* begin Data extract *

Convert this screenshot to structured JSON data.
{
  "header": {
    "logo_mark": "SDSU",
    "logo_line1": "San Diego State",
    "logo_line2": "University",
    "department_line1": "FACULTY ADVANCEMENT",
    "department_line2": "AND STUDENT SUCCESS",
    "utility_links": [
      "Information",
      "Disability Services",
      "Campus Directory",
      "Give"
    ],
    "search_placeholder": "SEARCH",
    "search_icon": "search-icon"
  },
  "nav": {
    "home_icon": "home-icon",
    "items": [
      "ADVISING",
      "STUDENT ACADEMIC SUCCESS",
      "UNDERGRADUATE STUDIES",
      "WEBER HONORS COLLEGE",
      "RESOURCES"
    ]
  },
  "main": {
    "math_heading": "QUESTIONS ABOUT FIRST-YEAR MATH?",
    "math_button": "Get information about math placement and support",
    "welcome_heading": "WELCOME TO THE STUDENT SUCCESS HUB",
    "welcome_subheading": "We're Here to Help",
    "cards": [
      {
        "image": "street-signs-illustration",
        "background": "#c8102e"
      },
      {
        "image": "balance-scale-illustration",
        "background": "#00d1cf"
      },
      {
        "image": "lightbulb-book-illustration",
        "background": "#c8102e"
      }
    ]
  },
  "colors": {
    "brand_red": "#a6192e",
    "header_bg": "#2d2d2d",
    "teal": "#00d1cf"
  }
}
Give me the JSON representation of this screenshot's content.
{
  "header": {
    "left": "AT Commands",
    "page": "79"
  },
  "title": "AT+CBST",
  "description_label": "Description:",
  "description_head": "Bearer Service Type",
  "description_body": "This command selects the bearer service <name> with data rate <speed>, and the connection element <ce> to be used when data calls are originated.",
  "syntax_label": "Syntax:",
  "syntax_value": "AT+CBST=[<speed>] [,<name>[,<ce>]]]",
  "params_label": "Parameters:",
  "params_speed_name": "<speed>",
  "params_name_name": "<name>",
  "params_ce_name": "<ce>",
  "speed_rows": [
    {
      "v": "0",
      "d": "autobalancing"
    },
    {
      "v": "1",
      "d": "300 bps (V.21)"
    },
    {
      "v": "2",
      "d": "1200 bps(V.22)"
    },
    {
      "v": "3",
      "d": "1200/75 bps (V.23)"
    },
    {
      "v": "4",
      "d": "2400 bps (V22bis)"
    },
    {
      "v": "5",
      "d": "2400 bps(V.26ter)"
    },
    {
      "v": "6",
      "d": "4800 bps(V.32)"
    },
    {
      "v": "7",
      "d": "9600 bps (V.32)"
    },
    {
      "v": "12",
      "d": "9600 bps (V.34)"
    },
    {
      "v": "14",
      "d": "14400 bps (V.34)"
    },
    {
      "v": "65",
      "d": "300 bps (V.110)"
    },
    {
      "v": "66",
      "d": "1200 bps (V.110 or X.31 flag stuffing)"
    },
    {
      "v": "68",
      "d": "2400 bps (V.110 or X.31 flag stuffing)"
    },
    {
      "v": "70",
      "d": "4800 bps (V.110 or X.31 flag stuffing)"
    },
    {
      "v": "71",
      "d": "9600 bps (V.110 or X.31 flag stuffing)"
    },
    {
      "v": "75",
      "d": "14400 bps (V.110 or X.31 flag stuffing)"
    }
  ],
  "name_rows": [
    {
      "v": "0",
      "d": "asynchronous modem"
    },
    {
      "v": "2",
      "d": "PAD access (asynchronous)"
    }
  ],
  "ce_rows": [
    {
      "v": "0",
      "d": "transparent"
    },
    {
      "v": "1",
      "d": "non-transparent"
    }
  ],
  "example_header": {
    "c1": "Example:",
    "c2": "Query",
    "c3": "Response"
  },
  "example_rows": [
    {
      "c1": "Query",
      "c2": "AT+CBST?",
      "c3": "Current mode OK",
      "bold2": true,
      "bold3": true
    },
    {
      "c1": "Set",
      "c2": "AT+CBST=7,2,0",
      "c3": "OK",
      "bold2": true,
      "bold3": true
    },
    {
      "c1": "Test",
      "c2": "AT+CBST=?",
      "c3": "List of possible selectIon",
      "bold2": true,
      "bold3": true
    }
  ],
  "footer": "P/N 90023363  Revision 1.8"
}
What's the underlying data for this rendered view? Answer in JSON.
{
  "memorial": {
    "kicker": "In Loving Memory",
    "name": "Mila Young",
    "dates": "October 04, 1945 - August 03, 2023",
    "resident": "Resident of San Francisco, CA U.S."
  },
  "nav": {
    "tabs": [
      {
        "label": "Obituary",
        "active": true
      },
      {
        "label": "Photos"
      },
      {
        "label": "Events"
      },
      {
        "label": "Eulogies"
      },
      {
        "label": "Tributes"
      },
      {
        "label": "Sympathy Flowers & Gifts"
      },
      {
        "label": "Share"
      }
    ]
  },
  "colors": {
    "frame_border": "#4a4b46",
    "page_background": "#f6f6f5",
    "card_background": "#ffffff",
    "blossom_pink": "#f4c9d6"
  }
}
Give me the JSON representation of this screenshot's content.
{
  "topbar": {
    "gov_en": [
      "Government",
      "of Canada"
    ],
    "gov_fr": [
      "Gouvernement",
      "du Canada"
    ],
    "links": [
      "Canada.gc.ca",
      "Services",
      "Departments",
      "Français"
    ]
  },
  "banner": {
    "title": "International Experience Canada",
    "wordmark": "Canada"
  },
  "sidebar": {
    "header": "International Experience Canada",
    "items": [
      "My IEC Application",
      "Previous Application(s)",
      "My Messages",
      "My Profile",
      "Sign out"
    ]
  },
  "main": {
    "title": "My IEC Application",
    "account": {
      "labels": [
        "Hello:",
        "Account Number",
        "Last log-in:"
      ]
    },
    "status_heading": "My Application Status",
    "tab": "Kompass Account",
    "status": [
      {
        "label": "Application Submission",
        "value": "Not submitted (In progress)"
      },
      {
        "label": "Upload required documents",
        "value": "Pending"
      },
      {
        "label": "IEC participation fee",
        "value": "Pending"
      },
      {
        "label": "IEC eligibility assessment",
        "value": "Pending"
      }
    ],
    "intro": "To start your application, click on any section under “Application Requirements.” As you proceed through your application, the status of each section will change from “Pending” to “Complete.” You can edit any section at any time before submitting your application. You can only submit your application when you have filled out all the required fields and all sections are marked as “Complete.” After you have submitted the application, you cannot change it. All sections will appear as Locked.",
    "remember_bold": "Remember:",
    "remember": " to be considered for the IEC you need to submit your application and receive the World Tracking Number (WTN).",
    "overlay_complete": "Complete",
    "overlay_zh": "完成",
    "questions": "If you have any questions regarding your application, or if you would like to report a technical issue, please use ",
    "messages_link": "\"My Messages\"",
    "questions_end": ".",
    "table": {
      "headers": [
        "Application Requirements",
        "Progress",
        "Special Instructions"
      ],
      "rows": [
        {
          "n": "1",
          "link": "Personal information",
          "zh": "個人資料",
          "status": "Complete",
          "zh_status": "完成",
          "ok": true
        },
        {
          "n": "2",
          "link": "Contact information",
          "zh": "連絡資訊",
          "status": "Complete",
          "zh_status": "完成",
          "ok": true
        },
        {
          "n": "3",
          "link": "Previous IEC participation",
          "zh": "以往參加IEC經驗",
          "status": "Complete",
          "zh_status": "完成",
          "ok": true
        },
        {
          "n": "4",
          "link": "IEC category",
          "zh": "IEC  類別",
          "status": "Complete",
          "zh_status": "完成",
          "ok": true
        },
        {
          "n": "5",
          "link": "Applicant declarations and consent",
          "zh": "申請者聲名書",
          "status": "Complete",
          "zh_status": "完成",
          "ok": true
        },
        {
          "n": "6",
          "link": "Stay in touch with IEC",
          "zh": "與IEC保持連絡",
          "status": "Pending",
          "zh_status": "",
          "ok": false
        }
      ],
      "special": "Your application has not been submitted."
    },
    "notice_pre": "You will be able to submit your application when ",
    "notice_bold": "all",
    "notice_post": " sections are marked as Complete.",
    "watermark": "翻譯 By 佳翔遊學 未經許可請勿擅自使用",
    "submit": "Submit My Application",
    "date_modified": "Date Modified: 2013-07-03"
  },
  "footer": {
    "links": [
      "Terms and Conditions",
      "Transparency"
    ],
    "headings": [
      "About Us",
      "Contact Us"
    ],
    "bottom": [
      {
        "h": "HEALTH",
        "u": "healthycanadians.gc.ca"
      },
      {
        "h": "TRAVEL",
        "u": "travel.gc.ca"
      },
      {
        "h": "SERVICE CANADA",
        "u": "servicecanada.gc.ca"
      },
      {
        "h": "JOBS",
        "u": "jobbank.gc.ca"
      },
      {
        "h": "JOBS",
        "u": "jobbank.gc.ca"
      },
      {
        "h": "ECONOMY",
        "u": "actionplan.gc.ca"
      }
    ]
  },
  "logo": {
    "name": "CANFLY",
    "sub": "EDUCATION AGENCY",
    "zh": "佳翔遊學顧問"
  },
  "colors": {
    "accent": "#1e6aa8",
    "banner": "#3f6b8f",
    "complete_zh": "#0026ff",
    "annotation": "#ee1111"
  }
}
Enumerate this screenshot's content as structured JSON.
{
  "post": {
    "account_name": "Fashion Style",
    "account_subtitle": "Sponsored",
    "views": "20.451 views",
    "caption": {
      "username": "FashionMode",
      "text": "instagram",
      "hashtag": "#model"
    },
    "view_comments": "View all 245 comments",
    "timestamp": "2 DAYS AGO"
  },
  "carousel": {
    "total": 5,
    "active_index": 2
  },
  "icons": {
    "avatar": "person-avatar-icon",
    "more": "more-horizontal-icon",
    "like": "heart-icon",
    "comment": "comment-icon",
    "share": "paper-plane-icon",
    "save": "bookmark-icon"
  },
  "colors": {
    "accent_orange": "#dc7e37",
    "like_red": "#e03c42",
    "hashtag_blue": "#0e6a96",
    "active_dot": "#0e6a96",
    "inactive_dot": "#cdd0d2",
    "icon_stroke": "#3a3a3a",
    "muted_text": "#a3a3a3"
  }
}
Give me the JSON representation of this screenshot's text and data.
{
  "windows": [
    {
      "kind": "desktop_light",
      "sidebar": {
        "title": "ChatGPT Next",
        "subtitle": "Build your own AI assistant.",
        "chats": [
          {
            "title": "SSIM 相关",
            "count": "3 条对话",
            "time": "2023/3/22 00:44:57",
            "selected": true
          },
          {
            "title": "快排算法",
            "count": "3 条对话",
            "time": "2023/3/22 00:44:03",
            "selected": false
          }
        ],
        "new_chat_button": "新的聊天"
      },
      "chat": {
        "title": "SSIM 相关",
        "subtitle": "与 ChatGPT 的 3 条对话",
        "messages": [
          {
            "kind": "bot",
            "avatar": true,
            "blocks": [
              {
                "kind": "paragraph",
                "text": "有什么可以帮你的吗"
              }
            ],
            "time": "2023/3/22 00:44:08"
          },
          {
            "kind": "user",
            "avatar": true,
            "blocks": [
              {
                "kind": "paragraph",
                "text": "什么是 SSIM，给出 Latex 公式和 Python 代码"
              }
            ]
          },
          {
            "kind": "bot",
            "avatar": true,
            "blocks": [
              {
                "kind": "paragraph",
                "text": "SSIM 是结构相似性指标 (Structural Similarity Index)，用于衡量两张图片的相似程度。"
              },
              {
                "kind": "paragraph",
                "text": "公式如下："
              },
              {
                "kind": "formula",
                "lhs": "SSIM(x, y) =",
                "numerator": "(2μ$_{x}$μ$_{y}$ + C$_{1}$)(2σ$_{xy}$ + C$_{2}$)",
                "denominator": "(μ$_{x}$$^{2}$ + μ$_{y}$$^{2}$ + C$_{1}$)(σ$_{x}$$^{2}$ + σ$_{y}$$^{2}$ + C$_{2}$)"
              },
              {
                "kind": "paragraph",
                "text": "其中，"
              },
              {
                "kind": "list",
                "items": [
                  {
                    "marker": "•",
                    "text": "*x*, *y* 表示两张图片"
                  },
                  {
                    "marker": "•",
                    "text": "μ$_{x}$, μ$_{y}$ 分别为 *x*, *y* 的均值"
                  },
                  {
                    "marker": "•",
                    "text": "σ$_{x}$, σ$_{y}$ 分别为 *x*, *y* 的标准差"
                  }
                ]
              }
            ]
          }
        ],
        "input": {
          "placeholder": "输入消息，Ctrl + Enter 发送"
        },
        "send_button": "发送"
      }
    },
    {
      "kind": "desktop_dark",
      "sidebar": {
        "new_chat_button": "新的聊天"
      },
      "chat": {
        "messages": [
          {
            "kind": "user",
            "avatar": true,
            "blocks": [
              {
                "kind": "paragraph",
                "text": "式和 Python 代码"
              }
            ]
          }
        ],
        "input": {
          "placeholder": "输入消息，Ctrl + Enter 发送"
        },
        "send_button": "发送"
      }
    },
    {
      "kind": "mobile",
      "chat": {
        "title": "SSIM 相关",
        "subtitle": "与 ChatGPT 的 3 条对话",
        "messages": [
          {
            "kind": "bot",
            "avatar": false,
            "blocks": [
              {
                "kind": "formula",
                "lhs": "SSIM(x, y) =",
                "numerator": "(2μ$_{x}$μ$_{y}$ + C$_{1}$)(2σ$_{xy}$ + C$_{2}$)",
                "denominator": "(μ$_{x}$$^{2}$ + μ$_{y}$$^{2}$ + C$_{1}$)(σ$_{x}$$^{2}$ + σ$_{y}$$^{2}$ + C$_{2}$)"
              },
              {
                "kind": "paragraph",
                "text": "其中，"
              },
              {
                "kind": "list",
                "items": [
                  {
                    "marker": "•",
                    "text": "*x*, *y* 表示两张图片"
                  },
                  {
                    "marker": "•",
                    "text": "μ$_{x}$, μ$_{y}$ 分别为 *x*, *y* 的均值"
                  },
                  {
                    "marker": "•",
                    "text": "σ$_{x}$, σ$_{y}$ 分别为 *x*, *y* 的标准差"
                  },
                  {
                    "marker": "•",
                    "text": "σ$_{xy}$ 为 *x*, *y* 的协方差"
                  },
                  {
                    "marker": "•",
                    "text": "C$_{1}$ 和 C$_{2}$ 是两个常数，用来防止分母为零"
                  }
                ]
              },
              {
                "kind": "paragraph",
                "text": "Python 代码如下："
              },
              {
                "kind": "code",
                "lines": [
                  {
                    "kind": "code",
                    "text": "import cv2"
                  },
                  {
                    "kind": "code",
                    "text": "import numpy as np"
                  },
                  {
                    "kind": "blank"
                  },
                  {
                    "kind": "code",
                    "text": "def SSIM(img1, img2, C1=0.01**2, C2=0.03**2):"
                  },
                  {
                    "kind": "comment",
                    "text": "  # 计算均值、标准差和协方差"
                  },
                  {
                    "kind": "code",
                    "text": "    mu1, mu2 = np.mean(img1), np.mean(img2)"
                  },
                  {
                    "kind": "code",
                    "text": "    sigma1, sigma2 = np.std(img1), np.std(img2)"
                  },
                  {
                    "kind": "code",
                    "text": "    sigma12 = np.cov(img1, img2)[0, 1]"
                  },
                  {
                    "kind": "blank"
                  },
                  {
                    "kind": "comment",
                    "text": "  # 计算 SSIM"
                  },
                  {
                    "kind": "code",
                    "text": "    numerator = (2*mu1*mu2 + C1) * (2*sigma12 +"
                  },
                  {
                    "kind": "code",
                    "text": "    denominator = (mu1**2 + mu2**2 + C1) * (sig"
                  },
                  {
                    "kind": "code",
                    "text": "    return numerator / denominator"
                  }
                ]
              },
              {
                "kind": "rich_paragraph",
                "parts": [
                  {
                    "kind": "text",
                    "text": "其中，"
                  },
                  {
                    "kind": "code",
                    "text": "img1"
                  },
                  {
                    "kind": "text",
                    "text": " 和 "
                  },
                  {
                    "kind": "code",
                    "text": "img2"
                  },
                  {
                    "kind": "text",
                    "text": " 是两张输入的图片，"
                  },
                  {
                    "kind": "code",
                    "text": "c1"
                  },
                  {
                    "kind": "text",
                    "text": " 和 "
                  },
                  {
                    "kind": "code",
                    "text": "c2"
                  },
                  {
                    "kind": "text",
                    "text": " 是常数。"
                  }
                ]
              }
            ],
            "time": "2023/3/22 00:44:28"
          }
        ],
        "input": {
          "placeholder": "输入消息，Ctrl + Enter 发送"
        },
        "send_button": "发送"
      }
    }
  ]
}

* end Data extract *

▶ Instructions for the task
Filter the entries and copy out every line with the word "asynchronous".

▶ The answer
      "d": "asynchronous modem"
      "d": "PAD access (asynchronous)"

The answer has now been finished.